What is asked ▸
Check each line of the material below for "structured". Report how many have it, with no other words.

Dataset ▸
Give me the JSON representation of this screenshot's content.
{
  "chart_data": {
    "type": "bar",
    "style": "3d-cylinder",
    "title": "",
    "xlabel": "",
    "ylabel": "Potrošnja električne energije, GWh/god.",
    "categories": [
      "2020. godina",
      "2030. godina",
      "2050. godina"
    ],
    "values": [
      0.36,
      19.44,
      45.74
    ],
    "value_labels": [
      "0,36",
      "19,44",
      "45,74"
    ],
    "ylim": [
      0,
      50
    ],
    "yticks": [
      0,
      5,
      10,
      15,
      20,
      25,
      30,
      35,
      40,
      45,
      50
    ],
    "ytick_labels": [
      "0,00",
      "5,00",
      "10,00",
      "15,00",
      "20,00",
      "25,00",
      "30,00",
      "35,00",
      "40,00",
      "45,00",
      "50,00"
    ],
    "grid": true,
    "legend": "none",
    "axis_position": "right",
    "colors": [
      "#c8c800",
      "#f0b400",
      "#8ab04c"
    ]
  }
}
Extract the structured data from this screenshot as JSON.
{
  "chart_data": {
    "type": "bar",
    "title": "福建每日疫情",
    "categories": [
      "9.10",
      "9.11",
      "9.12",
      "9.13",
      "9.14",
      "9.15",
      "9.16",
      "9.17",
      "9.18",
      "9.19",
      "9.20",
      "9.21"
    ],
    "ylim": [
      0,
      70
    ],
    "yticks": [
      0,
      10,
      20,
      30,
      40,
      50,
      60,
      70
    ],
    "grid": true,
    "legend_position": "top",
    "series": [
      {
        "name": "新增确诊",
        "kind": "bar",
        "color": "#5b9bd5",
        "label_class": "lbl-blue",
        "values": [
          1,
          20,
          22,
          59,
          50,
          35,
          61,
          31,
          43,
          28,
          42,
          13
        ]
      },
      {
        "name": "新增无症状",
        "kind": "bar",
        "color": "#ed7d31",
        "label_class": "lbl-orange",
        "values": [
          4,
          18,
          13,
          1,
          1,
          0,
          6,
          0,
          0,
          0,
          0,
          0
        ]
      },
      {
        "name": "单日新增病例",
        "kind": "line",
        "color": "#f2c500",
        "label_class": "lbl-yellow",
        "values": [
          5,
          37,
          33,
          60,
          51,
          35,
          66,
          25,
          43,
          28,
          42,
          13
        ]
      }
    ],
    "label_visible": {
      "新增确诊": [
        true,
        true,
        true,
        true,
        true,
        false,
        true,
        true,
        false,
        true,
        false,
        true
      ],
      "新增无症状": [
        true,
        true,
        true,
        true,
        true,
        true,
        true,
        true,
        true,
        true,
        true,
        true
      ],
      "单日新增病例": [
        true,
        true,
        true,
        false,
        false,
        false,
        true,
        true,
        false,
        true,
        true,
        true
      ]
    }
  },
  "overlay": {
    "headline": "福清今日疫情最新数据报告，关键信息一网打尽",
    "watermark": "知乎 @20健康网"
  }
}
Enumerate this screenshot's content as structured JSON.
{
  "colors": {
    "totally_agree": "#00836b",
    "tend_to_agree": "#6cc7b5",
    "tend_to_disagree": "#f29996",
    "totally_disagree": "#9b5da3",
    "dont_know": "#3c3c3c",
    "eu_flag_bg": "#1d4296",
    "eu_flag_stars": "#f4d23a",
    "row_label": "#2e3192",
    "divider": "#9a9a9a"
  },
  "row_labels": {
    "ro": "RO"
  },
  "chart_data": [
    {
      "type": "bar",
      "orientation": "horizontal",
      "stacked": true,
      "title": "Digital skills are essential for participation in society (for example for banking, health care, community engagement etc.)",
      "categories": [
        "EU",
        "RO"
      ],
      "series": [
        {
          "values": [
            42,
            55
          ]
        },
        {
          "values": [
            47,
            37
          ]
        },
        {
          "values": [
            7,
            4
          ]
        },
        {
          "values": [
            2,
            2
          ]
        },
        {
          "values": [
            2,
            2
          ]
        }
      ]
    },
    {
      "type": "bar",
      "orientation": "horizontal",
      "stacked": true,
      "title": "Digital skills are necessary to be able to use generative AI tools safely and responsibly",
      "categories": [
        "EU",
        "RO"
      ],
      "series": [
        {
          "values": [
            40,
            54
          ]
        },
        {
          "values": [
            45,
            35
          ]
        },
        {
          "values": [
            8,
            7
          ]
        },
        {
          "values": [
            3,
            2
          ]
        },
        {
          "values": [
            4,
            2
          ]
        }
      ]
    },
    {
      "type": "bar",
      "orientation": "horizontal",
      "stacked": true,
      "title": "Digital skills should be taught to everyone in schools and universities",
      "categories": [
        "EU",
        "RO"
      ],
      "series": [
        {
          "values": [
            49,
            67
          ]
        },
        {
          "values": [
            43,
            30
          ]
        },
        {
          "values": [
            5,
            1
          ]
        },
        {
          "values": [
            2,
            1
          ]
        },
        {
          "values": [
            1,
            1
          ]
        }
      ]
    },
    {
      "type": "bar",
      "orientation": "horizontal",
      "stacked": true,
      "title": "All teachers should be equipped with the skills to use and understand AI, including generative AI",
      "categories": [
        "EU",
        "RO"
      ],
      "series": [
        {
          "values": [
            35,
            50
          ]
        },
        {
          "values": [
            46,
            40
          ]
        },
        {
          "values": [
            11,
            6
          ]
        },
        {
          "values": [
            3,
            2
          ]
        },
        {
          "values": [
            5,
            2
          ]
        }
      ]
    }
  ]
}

Complete answer ▸
2